Task requirements:
Return all lines below containing the word "sind".

Exercise input:
—————

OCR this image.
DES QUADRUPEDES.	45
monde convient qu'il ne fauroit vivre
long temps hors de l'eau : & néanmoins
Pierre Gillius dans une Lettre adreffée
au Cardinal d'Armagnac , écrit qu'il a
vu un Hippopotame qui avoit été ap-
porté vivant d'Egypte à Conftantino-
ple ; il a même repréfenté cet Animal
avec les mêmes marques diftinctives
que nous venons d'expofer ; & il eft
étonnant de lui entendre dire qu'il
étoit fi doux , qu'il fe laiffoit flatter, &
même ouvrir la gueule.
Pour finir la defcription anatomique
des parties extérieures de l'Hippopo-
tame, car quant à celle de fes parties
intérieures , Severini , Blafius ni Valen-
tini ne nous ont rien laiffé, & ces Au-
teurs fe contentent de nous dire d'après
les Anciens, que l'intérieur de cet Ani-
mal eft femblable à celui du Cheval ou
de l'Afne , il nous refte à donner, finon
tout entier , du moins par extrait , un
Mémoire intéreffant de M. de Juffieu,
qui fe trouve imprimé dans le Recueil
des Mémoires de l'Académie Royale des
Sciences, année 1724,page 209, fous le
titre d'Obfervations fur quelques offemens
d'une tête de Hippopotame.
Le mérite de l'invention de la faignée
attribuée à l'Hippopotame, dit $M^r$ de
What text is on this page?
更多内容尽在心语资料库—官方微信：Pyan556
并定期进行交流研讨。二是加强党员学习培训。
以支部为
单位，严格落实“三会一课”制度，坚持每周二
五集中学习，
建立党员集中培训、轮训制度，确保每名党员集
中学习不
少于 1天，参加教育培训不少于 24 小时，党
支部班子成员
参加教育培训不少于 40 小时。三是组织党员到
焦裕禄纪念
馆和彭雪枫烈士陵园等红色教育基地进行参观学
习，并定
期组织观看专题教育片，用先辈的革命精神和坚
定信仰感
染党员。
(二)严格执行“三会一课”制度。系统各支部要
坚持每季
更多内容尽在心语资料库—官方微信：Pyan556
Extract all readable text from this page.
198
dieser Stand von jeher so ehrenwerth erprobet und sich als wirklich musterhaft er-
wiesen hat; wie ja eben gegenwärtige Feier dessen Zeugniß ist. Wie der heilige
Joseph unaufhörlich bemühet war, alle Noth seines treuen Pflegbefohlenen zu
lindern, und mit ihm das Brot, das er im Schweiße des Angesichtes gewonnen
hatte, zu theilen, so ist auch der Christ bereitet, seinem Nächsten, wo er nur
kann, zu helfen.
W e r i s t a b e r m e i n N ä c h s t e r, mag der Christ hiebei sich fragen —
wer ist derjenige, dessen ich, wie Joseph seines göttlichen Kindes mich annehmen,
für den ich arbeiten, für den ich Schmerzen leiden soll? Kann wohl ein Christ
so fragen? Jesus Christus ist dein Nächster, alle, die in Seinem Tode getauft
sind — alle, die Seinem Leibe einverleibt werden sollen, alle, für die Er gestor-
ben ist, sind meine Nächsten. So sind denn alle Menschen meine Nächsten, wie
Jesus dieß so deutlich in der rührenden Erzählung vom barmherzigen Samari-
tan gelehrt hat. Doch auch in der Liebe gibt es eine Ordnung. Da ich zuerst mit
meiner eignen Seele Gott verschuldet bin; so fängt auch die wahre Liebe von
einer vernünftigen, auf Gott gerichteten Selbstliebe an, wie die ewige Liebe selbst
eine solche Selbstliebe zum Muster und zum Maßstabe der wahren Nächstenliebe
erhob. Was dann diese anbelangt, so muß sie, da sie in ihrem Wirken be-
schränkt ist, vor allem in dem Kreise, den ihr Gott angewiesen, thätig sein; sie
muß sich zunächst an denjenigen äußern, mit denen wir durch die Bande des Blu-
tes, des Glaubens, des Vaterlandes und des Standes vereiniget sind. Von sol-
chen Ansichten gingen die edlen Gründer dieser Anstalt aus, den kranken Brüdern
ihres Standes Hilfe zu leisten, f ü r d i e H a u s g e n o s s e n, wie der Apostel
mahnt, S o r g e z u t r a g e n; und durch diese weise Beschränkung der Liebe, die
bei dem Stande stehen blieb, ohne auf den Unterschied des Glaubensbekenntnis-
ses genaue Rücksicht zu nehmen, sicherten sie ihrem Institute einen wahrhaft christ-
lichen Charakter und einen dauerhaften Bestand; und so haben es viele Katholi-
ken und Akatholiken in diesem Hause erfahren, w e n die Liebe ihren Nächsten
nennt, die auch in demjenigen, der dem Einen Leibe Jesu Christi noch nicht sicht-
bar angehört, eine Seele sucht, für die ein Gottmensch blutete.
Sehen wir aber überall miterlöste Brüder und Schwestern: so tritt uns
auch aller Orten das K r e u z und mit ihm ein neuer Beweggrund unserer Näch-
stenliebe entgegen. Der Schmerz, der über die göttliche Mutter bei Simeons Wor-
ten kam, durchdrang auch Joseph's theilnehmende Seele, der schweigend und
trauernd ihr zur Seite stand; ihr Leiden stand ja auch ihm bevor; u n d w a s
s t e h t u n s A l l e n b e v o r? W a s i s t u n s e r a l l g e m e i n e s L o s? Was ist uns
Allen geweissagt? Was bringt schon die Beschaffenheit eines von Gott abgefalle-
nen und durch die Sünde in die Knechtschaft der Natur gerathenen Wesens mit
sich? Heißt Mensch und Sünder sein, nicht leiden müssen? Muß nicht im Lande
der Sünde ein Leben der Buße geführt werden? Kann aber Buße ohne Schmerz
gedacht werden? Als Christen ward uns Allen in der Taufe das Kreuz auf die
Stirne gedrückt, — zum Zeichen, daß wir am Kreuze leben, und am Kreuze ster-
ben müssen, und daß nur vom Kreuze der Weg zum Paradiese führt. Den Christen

—————

Solution to this task:
sind — alle, die Seinem Leibe einverleibt werden sollen, alle, für die Er gestor-
ben ist, sind meine Nächsten. So sind denn alle Menschen meine Nächsten, wie
tes, des Glaubens, des Vaterlandes und des Standes vereiniget sind. Von sol-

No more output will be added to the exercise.